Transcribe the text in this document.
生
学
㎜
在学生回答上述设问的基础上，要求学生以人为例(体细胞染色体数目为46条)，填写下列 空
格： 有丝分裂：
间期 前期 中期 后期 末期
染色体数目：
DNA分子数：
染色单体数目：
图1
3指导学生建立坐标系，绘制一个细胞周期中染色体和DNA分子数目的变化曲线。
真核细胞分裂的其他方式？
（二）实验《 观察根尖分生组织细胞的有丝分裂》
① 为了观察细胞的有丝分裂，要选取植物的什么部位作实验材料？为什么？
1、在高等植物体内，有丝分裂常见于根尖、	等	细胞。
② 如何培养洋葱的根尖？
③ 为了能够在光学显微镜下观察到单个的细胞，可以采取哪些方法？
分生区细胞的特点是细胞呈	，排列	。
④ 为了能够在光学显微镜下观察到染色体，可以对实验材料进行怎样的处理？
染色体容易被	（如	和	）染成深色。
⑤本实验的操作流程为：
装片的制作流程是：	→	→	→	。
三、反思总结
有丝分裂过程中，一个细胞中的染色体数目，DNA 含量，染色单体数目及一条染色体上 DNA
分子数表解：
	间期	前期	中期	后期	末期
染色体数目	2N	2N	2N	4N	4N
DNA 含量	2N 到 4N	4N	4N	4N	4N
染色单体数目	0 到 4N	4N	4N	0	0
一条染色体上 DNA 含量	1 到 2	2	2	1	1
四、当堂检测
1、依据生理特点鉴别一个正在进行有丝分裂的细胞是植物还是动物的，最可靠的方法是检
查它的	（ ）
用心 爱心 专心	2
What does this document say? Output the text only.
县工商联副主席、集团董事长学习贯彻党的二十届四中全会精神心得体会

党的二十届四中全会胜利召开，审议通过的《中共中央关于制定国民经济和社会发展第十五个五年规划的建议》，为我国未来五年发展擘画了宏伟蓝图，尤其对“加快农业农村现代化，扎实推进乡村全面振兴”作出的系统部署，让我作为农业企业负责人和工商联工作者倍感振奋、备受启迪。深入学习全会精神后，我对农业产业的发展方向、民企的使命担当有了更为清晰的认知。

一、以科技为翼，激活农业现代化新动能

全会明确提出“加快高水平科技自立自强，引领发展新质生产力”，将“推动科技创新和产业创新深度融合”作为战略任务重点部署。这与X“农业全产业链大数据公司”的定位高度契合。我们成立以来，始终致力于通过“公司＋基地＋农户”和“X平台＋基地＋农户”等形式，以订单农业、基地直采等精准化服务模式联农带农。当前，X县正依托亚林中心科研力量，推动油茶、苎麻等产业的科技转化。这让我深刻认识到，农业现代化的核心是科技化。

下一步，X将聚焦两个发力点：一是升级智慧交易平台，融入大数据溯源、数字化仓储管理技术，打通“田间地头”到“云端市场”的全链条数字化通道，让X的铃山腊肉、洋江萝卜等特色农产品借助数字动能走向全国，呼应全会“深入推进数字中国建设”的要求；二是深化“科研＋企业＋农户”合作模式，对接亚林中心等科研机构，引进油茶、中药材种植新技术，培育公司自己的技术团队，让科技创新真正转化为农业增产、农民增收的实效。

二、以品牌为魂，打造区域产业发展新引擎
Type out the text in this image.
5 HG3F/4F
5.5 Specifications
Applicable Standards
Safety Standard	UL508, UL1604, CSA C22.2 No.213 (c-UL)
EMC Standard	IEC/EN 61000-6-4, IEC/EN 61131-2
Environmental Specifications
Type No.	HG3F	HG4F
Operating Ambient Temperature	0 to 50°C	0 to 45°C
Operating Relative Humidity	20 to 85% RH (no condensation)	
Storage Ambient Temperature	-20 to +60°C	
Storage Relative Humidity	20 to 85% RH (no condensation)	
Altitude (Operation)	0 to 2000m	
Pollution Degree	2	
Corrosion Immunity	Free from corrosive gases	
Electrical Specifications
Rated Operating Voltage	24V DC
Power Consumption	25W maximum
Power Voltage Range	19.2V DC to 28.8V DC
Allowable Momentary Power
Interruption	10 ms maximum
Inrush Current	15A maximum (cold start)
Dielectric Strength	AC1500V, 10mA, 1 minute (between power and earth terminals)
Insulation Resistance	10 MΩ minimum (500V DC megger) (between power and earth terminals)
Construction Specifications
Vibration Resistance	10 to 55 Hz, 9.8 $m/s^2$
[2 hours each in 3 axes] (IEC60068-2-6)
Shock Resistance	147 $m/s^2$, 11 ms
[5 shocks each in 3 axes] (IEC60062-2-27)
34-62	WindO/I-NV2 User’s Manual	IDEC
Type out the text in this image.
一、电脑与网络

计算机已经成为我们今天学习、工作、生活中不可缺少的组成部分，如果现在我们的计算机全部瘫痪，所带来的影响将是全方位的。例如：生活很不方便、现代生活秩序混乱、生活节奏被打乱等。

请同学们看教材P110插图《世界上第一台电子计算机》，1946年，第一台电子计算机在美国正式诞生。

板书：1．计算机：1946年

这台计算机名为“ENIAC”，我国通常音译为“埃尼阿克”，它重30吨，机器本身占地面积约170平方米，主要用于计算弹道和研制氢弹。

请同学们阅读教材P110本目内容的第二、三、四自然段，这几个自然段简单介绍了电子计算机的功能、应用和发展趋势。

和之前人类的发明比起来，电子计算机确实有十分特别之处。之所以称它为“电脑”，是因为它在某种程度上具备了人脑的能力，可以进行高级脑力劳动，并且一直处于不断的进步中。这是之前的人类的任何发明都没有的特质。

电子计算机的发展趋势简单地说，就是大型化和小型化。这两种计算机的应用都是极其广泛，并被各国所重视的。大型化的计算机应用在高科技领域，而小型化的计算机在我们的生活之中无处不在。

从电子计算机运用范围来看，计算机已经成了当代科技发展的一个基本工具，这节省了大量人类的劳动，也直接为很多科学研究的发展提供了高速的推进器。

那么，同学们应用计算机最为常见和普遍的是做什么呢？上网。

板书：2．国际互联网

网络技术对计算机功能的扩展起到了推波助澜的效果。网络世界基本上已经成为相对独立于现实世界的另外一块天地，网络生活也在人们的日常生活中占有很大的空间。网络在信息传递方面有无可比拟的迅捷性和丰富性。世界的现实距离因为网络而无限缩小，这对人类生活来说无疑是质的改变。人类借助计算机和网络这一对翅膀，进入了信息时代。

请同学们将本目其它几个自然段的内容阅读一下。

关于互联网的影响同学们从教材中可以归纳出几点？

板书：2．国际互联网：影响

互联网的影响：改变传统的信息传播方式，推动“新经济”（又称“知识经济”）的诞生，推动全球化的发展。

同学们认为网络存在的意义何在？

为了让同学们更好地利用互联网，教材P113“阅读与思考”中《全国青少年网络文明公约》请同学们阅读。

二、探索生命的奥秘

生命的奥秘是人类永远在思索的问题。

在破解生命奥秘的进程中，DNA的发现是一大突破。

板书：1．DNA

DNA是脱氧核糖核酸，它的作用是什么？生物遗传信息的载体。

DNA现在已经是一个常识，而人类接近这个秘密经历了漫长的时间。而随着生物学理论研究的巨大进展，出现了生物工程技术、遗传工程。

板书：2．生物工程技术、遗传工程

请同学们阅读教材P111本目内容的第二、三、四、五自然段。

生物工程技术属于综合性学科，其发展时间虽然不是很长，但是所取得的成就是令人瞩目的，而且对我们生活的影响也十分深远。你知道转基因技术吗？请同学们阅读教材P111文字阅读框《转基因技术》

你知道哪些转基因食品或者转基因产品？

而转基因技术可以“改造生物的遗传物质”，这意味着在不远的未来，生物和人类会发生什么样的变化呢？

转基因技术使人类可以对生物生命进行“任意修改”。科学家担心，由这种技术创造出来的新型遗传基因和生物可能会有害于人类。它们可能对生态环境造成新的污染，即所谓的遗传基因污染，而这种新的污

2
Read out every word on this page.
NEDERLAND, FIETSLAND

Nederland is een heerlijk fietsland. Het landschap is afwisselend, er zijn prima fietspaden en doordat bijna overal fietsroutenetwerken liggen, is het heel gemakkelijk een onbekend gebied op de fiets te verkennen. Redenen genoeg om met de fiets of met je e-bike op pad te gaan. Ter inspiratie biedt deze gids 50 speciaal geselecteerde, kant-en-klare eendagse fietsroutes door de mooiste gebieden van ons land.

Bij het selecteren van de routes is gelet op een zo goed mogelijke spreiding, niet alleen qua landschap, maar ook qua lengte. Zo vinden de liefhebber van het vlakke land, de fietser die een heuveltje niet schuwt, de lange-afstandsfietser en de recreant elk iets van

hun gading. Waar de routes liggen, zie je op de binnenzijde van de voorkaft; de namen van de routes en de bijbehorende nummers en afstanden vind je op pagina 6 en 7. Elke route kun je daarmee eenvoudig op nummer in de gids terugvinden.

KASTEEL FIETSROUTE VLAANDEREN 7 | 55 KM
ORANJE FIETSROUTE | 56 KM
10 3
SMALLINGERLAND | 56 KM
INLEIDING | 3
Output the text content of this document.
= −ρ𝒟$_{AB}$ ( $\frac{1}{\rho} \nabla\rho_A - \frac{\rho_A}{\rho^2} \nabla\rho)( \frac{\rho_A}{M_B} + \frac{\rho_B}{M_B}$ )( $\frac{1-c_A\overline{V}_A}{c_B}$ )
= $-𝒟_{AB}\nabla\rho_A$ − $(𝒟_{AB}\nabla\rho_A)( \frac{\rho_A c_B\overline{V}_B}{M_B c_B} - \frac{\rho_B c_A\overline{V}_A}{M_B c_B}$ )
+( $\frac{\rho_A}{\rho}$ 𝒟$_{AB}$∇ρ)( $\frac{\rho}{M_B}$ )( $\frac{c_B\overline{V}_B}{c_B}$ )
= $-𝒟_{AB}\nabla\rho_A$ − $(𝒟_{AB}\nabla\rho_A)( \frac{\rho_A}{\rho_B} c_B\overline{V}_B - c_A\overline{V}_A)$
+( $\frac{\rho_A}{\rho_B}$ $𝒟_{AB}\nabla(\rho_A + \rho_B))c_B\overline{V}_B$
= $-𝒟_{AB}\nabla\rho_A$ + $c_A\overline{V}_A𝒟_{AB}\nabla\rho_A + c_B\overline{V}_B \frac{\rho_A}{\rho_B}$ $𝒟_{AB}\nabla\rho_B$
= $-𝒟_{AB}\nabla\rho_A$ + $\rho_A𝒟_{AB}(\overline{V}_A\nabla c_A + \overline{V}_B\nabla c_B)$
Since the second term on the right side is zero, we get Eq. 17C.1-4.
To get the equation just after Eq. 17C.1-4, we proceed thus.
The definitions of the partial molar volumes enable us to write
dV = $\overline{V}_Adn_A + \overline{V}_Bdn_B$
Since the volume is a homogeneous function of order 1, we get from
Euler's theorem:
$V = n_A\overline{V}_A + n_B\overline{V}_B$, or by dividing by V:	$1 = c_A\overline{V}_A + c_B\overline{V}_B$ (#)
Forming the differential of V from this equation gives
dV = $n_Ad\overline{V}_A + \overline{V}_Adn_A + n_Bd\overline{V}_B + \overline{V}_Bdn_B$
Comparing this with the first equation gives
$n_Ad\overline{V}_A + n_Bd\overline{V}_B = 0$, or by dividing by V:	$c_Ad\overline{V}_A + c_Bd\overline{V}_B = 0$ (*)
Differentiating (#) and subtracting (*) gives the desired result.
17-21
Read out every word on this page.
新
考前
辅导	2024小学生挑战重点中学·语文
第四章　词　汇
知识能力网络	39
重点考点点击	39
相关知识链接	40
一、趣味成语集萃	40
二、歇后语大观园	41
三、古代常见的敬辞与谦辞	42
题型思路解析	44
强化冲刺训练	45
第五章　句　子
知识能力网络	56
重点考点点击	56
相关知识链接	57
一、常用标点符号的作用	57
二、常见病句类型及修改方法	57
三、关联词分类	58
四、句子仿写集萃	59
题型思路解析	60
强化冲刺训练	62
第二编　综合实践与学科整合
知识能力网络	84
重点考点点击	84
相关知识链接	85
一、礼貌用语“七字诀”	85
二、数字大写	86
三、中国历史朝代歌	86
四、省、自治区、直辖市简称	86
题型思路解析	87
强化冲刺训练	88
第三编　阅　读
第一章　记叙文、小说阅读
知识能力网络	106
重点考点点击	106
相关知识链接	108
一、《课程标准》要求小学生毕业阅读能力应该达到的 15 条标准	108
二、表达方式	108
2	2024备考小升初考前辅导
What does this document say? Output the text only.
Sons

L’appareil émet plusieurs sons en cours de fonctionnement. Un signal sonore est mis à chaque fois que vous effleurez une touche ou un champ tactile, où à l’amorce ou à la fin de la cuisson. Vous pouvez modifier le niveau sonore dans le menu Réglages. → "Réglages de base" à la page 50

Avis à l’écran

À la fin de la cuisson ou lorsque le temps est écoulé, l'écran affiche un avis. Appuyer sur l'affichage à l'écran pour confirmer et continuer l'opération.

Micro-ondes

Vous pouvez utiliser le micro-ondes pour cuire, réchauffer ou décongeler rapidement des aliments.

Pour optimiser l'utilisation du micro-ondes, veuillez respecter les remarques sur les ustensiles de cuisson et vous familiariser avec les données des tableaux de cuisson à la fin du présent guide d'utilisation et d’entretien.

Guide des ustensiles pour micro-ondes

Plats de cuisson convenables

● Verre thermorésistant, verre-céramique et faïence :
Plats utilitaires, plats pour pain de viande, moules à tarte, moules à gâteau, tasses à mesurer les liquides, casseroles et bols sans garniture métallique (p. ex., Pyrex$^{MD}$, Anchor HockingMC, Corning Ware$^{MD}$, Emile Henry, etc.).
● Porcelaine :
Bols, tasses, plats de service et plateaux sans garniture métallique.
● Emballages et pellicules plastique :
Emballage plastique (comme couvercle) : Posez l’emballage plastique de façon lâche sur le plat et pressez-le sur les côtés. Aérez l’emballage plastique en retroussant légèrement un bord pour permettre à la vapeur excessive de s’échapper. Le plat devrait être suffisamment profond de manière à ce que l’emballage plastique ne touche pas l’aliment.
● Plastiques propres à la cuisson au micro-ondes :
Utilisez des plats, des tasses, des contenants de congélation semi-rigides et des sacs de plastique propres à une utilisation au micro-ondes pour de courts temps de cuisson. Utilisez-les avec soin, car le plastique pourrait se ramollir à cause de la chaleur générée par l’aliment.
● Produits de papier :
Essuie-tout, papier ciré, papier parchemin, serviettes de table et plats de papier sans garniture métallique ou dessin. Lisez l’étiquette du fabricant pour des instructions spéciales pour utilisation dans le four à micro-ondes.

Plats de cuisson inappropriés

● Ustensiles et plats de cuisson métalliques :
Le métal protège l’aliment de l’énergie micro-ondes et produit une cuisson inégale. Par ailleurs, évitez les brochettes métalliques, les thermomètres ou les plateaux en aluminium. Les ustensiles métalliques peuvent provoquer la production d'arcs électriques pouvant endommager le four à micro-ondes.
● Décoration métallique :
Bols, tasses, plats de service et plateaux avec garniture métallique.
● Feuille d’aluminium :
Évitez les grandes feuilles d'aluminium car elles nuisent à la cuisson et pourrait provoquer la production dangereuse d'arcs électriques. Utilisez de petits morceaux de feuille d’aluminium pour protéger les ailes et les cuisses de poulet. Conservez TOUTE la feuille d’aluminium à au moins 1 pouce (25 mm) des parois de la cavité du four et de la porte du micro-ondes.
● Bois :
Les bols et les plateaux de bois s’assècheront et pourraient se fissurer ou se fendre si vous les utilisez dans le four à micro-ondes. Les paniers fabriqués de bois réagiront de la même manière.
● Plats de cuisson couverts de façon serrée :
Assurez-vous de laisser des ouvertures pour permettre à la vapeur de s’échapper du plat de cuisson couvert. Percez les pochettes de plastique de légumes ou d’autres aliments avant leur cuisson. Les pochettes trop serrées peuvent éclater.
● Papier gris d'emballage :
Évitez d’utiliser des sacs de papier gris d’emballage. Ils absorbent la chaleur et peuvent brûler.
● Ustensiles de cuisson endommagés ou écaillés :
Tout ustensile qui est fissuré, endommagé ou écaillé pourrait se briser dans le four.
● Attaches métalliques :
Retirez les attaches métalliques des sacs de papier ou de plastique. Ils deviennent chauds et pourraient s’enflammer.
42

§ **What is required**:
Report only how many lines of the listing hold the word "chaleur".

§ **Output for this task**:
2